EXCERPT PROVIDED |
━━━

Fix scheduler assertion crash on partial remote prefill finished_recving

The assertion `assert RequestStatus.is_finished(req.status)` at scheduler.py:2109 fires when a partial-remote-prefill request receives `finished_recving` while in RUNNING state (local prefill already started before RDMA read completed). This was the root cause of 67% error rate: EngineCore crashed with "fatal error" assertion, killing the vLLM instance. Fix: Replace assertion with debug log for non-WAITING, non-finished requests. kv_both no-offload baseline confirmed 0 errors, proving the crash was from our scheduler patch, not kv_both instability. Co-Authored-By: Claude Opus 4.6 (1M context) <noreply@anthropic.com>
2026-05-23 23:33:26 +08:00
parent 4f93bb5b8a
commit 29b901b145
1 changed files with 5 additions and 2 deletions
--- a/third_party/vllm/vllm/v1/core/sched/scheduler.py
+++ b/third_party/vllm/vllm/v1/core/sched/scheduler.py
@@ -2105,9 +2105,12 @@ class Scheduler(SchedulerInterface):
            req = self.requests[req_id]
            if req.status == RequestStatus.WAITING_FOR_REMOTE_KVS:
                self.finished_recving_kv_req_ids.add(req_id)

━━━

PROVIDED DATA |
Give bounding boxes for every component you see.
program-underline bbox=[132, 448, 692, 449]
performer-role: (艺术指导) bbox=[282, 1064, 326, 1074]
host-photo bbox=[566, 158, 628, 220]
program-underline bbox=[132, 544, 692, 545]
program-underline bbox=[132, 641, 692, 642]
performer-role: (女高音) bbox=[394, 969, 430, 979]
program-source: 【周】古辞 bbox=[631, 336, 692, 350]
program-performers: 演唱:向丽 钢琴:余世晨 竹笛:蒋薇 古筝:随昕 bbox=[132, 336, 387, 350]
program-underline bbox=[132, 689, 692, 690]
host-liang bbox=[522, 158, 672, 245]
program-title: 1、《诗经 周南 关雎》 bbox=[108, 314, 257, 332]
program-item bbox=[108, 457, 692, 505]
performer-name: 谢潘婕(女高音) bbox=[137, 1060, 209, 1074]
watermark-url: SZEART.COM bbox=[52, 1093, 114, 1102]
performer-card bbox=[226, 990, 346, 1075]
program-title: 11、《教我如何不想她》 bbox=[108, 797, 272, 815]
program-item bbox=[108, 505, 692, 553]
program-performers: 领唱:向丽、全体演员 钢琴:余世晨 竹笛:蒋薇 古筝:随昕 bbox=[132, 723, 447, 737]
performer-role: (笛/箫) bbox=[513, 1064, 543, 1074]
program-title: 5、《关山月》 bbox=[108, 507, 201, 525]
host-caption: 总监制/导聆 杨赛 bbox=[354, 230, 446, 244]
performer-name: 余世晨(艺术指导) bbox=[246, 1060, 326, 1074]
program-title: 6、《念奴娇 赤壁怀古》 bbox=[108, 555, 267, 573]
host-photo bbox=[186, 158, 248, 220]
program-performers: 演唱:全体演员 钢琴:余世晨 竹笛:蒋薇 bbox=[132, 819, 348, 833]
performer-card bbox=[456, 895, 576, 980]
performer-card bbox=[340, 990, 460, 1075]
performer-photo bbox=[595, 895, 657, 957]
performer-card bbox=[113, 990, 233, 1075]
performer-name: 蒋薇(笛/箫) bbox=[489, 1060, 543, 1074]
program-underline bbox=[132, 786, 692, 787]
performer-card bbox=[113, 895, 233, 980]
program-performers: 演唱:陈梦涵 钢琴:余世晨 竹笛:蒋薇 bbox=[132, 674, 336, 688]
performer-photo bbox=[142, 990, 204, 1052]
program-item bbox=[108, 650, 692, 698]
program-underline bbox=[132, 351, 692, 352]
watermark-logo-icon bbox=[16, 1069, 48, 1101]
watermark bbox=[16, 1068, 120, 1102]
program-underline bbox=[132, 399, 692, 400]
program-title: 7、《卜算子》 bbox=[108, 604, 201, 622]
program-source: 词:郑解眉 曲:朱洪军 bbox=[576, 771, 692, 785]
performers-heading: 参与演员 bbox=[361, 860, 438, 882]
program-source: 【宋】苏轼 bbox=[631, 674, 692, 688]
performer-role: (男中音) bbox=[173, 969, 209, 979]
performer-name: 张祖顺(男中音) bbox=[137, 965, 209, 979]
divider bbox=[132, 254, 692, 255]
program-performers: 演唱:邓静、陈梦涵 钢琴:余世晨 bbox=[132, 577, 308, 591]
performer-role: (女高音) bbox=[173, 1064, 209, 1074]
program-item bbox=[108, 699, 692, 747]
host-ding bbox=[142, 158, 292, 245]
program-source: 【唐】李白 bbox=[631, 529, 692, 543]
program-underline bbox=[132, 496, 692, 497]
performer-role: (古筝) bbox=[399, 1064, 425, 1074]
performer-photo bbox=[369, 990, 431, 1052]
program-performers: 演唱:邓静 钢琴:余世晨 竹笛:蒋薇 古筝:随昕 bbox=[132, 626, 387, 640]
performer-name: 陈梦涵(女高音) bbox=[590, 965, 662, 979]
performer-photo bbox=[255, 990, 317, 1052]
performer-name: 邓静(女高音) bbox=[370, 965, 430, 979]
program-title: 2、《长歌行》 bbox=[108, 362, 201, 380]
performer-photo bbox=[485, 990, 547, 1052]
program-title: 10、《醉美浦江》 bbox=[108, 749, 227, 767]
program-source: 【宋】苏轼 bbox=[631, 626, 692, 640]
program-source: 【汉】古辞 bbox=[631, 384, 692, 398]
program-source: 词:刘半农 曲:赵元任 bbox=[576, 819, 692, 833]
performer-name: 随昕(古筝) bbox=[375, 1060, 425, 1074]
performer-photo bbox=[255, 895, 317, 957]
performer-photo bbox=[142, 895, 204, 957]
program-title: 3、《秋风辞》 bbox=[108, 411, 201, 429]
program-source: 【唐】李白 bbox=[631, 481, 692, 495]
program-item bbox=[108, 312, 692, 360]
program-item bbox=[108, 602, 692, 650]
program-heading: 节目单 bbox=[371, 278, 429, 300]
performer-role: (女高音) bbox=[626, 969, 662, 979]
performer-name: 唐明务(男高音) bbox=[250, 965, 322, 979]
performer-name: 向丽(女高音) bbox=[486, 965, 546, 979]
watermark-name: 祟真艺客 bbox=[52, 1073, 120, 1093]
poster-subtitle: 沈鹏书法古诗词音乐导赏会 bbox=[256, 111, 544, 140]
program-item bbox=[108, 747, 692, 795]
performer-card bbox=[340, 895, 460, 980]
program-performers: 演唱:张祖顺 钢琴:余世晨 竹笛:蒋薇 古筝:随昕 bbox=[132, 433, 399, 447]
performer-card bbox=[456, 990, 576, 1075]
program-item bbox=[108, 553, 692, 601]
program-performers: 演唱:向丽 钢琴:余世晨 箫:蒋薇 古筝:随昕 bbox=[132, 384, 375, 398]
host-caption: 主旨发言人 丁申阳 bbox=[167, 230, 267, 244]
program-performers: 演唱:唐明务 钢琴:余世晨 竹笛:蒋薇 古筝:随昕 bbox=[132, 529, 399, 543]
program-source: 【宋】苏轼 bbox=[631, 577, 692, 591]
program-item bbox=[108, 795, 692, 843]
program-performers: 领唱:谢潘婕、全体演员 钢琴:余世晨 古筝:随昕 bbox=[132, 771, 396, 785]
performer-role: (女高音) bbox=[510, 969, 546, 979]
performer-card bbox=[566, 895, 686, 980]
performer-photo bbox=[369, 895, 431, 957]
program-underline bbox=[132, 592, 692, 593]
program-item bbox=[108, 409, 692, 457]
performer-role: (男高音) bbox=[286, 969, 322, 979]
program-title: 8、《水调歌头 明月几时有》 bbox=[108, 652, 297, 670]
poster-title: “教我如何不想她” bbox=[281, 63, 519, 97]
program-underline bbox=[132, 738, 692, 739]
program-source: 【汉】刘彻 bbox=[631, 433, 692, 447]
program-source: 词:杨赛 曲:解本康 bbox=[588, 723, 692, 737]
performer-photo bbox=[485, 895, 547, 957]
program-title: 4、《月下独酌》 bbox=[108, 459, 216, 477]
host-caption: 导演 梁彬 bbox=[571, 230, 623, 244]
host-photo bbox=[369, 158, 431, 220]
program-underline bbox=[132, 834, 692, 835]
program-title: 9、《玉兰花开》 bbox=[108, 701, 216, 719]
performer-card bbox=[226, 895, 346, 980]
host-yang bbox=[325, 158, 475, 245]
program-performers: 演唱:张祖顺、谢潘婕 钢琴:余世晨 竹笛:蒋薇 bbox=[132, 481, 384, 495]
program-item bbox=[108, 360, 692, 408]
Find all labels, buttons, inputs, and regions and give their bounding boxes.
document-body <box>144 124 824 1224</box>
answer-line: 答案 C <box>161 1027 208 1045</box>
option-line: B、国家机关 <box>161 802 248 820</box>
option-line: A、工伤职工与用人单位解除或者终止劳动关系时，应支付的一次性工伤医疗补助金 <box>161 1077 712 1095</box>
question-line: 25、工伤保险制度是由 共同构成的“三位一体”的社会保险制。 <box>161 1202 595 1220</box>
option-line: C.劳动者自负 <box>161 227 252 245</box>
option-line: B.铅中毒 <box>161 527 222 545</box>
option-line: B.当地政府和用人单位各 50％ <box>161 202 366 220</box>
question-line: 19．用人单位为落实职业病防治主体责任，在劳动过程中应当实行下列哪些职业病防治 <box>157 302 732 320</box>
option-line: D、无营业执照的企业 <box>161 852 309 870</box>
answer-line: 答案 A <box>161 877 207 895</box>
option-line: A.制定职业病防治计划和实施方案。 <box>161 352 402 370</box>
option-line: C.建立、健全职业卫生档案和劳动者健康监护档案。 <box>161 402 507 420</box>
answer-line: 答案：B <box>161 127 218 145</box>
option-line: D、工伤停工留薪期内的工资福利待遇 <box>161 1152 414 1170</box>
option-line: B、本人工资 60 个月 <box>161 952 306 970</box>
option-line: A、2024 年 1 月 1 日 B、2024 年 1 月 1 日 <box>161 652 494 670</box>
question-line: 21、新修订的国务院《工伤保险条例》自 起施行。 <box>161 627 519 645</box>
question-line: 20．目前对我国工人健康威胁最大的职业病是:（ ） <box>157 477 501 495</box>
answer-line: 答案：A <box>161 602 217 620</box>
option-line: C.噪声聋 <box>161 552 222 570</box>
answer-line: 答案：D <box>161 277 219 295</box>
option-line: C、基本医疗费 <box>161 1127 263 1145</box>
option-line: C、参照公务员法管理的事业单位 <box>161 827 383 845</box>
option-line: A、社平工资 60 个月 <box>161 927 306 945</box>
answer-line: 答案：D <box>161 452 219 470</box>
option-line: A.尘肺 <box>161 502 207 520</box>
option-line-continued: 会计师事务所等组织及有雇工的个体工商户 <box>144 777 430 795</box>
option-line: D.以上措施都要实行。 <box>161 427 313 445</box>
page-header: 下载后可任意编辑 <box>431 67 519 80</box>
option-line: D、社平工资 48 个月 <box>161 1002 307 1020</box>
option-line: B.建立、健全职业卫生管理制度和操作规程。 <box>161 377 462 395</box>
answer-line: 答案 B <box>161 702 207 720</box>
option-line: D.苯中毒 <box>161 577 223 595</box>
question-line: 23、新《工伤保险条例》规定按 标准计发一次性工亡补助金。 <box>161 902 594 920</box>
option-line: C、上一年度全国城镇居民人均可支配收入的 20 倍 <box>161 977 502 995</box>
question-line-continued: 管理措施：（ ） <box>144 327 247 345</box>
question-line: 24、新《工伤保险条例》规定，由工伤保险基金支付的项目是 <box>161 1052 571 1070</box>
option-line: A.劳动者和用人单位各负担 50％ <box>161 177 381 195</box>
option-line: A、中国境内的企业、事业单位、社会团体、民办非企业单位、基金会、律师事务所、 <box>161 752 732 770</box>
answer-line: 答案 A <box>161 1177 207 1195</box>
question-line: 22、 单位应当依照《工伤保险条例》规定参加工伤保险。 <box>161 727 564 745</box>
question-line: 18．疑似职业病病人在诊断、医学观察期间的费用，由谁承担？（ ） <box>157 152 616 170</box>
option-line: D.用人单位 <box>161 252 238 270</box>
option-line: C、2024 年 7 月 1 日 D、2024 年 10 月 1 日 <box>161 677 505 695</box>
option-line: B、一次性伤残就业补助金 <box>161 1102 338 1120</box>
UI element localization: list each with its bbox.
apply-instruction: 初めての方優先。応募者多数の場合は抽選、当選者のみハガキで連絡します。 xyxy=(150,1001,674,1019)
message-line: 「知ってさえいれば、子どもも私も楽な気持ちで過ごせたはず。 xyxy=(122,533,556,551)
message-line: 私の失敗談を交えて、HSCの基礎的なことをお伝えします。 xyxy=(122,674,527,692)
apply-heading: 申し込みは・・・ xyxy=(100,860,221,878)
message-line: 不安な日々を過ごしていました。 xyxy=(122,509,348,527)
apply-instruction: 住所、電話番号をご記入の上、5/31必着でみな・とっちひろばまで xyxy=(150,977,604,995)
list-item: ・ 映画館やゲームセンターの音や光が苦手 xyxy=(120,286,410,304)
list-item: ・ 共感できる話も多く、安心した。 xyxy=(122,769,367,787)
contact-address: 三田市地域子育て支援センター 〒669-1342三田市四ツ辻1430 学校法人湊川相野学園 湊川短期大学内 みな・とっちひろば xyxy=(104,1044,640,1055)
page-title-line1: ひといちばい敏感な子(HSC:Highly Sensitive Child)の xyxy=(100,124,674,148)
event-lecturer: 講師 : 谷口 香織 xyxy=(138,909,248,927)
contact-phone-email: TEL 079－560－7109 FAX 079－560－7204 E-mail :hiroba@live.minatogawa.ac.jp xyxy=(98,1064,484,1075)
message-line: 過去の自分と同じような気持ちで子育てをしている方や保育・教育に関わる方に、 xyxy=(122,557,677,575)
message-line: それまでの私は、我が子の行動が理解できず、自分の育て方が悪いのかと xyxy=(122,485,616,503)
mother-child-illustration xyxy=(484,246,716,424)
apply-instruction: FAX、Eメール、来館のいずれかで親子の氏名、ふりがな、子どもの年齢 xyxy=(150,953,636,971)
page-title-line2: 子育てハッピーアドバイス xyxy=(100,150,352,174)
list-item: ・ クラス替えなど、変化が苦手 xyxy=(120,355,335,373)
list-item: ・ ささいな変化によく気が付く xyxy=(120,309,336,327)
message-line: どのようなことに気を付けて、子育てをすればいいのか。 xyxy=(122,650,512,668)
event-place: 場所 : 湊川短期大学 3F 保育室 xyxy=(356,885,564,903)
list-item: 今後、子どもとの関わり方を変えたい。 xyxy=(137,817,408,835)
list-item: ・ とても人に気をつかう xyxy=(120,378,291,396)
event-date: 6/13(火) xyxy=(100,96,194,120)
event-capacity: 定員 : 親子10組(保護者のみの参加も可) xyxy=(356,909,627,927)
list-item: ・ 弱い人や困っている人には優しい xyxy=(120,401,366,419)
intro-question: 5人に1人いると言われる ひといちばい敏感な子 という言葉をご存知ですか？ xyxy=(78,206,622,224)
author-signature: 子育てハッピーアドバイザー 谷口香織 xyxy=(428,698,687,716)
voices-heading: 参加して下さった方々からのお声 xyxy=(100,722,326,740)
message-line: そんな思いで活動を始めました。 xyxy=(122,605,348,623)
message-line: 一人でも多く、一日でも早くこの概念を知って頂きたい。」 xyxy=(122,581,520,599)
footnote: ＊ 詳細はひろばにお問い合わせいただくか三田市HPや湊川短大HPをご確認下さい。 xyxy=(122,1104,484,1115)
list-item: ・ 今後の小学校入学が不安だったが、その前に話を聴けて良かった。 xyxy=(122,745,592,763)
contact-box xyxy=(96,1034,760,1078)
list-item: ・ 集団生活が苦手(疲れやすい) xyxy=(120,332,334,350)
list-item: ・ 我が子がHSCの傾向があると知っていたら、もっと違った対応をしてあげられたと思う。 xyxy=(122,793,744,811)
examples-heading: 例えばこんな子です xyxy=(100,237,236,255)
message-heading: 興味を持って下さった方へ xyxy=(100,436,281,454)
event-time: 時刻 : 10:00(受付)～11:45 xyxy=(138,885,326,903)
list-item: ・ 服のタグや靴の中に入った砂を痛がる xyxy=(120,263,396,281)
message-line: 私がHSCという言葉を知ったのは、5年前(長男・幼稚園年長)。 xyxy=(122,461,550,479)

━━━

INSTRUCTIONS FOR THE TASK | Write out how the commit page on the scheduler assertion crash fix continues after its last line. The listing plays no part in what follows.

RESULT OF THIS TASK |
-            else:
-                assert RequestStatus.is_finished(req.status)
+            elif RequestStatus.is_finished(req.status):
                self._free_blocks(self.requests[req_id])
+            else:
+                logger.debug(
+                    "finished_recving for %s in status %s (partial remote prefill?)",
+                    req_id, req.status)
        for req_id in kv_connector_output.finished_sending or ():
            logger.debug("Finished sending KV transfer for request %s", req_id)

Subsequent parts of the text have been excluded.